OBJECTIVE:
Copy out all lines that carry the word "title".

SUPPLIED INFORMATION:
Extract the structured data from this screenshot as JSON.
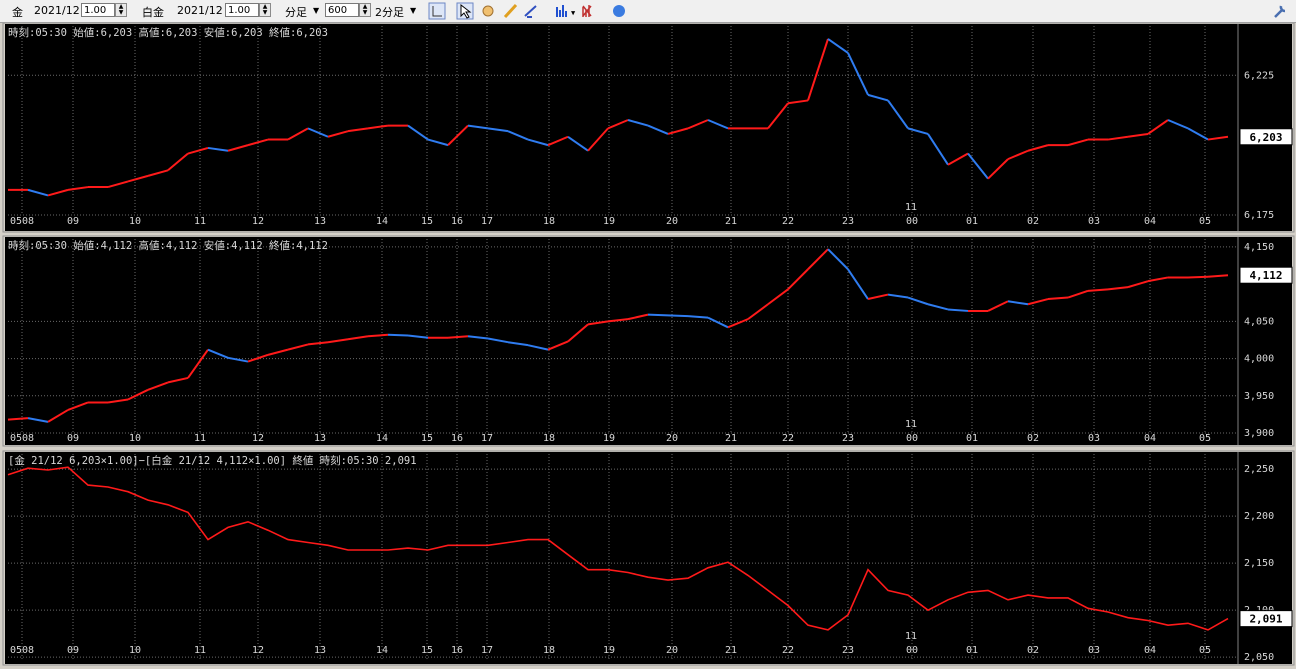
{
  "toolbar": {
    "item1_label": "金",
    "item1_month": "2021/12",
    "item1_qty": "1.00",
    "item2_label": "白金",
    "item2_month": "2021/12",
    "item2_qty": "1.00",
    "period_unit": "分足",
    "bars": "600",
    "interval": "2分足"
  },
  "chart_data": [
    {
      "type": "line",
      "title": "時刻:05:30 始値:6,203 高値:6,203 安値:6,203 終値:6,203",
      "up_color": "#ff1a1a",
      "down_color": "#2f7cf0",
      "x": [
        0,
        20,
        40,
        60,
        80,
        100,
        120,
        140,
        160,
        180,
        200,
        220,
        240,
        260,
        280,
        300,
        320,
        340,
        360,
        380,
        400,
        420,
        440,
        460,
        480,
        500,
        520,
        540,
        560,
        580,
        600,
        620,
        640,
        660,
        680,
        700,
        720,
        740,
        760,
        780,
        800,
        820,
        840,
        860,
        880,
        900,
        920,
        940,
        960,
        980,
        1000,
        1020,
        1040,
        1060,
        1080,
        1100,
        1120,
        1140,
        1160,
        1180,
        1200,
        1220
      ],
      "values": [
        6184,
        6184,
        6182,
        6184,
        6185,
        6185,
        6187,
        6189,
        6191,
        6197,
        6199,
        6198,
        6200,
        6202,
        6202,
        6206,
        6203,
        6205,
        6206,
        6207,
        6207,
        6202,
        6200,
        6207,
        6206,
        6205,
        6202,
        6200,
        6203,
        6198,
        6206,
        6209,
        6207,
        6204,
        6206,
        6209,
        6206,
        6206,
        6206,
        6215,
        6216,
        6238,
        6233,
        6218,
        6216,
        6206,
        6204,
        6193,
        6197,
        6188,
        6195,
        6198,
        6200,
        6200,
        6202,
        6202,
        6203,
        6204,
        6209,
        6206,
        6202,
        6203
      ],
      "last_value_label": "6,203",
      "xlim": [
        0,
        1230
      ],
      "ylim": [
        6175,
        6243
      ],
      "yticks": [
        {
          "value": 6175,
          "label": "6,175"
        },
        {
          "value": 6225,
          "label": "6,225"
        }
      ],
      "xticks": [
        {
          "value": 14,
          "label": "0508"
        },
        {
          "value": 65,
          "label": "09"
        },
        {
          "value": 127,
          "label": "10"
        },
        {
          "value": 192,
          "label": "11"
        },
        {
          "value": 250,
          "label": "12"
        },
        {
          "value": 312,
          "label": "13"
        },
        {
          "value": 374,
          "label": "14"
        },
        {
          "value": 419,
          "label": "15"
        },
        {
          "value": 449,
          "label": "16"
        },
        {
          "value": 479,
          "label": "17"
        },
        {
          "value": 541,
          "label": "18"
        },
        {
          "value": 601,
          "label": "19"
        },
        {
          "value": 664,
          "label": "20"
        },
        {
          "value": 723,
          "label": "21"
        },
        {
          "value": 780,
          "label": "22"
        },
        {
          "value": 840,
          "label": "23"
        },
        {
          "value": 904,
          "label": "00"
        },
        {
          "value": 964,
          "label": "01"
        },
        {
          "value": 1025,
          "label": "02"
        },
        {
          "value": 1086,
          "label": "03"
        },
        {
          "value": 1142,
          "label": "04"
        },
        {
          "value": 1197,
          "label": "05"
        }
      ],
      "marker_label": "11",
      "grid": true
    },
    {
      "type": "line",
      "title": "時刻:05:30 始値:4,112 高値:4,112 安値:4,112 終値:4,112",
      "up_color": "#ff1a1a",
      "down_color": "#2f7cf0",
      "x": [
        0,
        20,
        40,
        60,
        80,
        100,
        120,
        140,
        160,
        180,
        200,
        220,
        240,
        260,
        280,
        300,
        320,
        340,
        360,
        380,
        400,
        420,
        440,
        460,
        480,
        500,
        520,
        540,
        560,
        580,
        600,
        620,
        640,
        660,
        680,
        700,
        720,
        740,
        760,
        780,
        800,
        820,
        840,
        860,
        880,
        900,
        920,
        940,
        960,
        980,
        1000,
        1020,
        1040,
        1060,
        1080,
        1100,
        1120,
        1140,
        1160,
        1180,
        1200,
        1220
      ],
      "values": [
        3918,
        3920,
        3915,
        3931,
        3941,
        3941,
        3945,
        3958,
        3968,
        3974,
        4012,
        4001,
        3996,
        4005,
        4012,
        4019,
        4022,
        4026,
        4030,
        4032,
        4031,
        4028,
        4028,
        4030,
        4027,
        4022,
        4018,
        4012,
        4023,
        4046,
        4050,
        4053,
        4059,
        4058,
        4057,
        4055,
        4042,
        4053,
        4073,
        4093,
        4120,
        4147,
        4120,
        4080,
        4086,
        4082,
        4073,
        4066,
        4064,
        4064,
        4077,
        4073,
        4080,
        4082,
        4091,
        4093,
        4096,
        4104,
        4109,
        4109,
        4110,
        4112
      ],
      "last_value_label": "4,112",
      "xlim": [
        0,
        1230
      ],
      "ylim": [
        3900,
        4162
      ],
      "yticks": [
        {
          "value": 3900,
          "label": "3,900"
        },
        {
          "value": 3950,
          "label": "3,950"
        },
        {
          "value": 4000,
          "label": "4,000"
        },
        {
          "value": 4050,
          "label": "4,050"
        },
        {
          "value": 4150,
          "label": "4,150"
        }
      ],
      "xticks": [
        {
          "value": 14,
          "label": "0508"
        },
        {
          "value": 65,
          "label": "09"
        },
        {
          "value": 127,
          "label": "10"
        },
        {
          "value": 192,
          "label": "11"
        },
        {
          "value": 250,
          "label": "12"
        },
        {
          "value": 312,
          "label": "13"
        },
        {
          "value": 374,
          "label": "14"
        },
        {
          "value": 419,
          "label": "15"
        },
        {
          "value": 449,
          "label": "16"
        },
        {
          "value": 479,
          "label": "17"
        },
        {
          "value": 541,
          "label": "18"
        },
        {
          "value": 601,
          "label": "19"
        },
        {
          "value": 664,
          "label": "20"
        },
        {
          "value": 723,
          "label": "21"
        },
        {
          "value": 780,
          "label": "22"
        },
        {
          "value": 840,
          "label": "23"
        },
        {
          "value": 904,
          "label": "00"
        },
        {
          "value": 964,
          "label": "01"
        },
        {
          "value": 1025,
          "label": "02"
        },
        {
          "value": 1086,
          "label": "03"
        },
        {
          "value": 1142,
          "label": "04"
        },
        {
          "value": 1197,
          "label": "05"
        }
      ],
      "marker_label": "11",
      "grid": true
    },
    {
      "type": "line",
      "title": "[金 21/12 6,203×1.00]−[白金 21/12 4,112×1.00] 終値 時刻:05:30 2,091",
      "color": "#ff1a1a",
      "x": [
        0,
        20,
        40,
        60,
        80,
        100,
        120,
        140,
        160,
        180,
        200,
        220,
        240,
        260,
        280,
        300,
        320,
        340,
        360,
        380,
        400,
        420,
        440,
        460,
        480,
        500,
        520,
        540,
        560,
        580,
        600,
        620,
        640,
        660,
        680,
        700,
        720,
        740,
        760,
        780,
        800,
        820,
        840,
        860,
        880,
        900,
        920,
        940,
        960,
        980,
        1000,
        1020,
        1040,
        1060,
        1080,
        1100,
        1120,
        1140,
        1160,
        1180,
        1200,
        1220
      ],
      "values": [
        2244,
        2251,
        2249,
        2252,
        2233,
        2231,
        2226,
        2217,
        2212,
        2204,
        2175,
        2188,
        2194,
        2185,
        2175,
        2172,
        2169,
        2164,
        2164,
        2164,
        2166,
        2164,
        2169,
        2169,
        2169,
        2172,
        2175,
        2175,
        2159,
        2143,
        2143,
        2140,
        2135,
        2132,
        2134,
        2145,
        2151,
        2137,
        2121,
        2105,
        2084,
        2079,
        2095,
        2143,
        2121,
        2116,
        2100,
        2111,
        2119,
        2121,
        2111,
        2116,
        2113,
        2113,
        2102,
        2098,
        2092,
        2089,
        2084,
        2086,
        2079,
        2091
      ],
      "last_value_label": "2,091",
      "xlim": [
        0,
        1230
      ],
      "ylim": [
        2047,
        2265
      ],
      "yticks": [
        {
          "value": 2050,
          "label": "2,050"
        },
        {
          "value": 2100,
          "label": "2,100"
        },
        {
          "value": 2150,
          "label": "2,150"
        },
        {
          "value": 2200,
          "label": "2,200"
        },
        {
          "value": 2250,
          "label": "2,250"
        }
      ],
      "xticks": [
        {
          "value": 14,
          "label": "0508"
        },
        {
          "value": 65,
          "label": "09"
        },
        {
          "value": 127,
          "label": "10"
        },
        {
          "value": 192,
          "label": "11"
        },
        {
          "value": 250,
          "label": "12"
        },
        {
          "value": 312,
          "label": "13"
        },
        {
          "value": 374,
          "label": "14"
        },
        {
          "value": 419,
          "label": "15"
        },
        {
          "value": 449,
          "label": "16"
        },
        {
          "value": 479,
          "label": "17"
        },
        {
          "value": 541,
          "label": "18"
        },
        {
          "value": 601,
          "label": "19"
        },
        {
          "value": 664,
          "label": "20"
        },
        {
          "value": 723,
          "label": "21"
        },
        {
          "value": 780,
          "label": "22"
        },
        {
          "value": 840,
          "label": "23"
        },
        {
          "value": 904,
          "label": "00"
        },
        {
          "value": 964,
          "label": "01"
        },
        {
          "value": 1025,
          "label": "02"
        },
        {
          "value": 1086,
          "label": "03"
        },
        {
          "value": 1142,
          "label": "04"
        },
        {
          "value": 1197,
          "label": "05"
        }
      ],
      "marker_label": "11",
      "grid": true
    }
  ]
}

EXPECTED OUTPUT:
      "title": "時刻:05:30 始値:6,203 高値:6,203 安値:6,203 終値:6,203",
      "title": "時刻:05:30 始値:4,112 高値:4,112 安値:4,112 終値:4,112",
      "title": "[金 21/12 6,203×1.00]−[白金 21/12 4,112×1.00] 終値 時刻:05:30 2,091",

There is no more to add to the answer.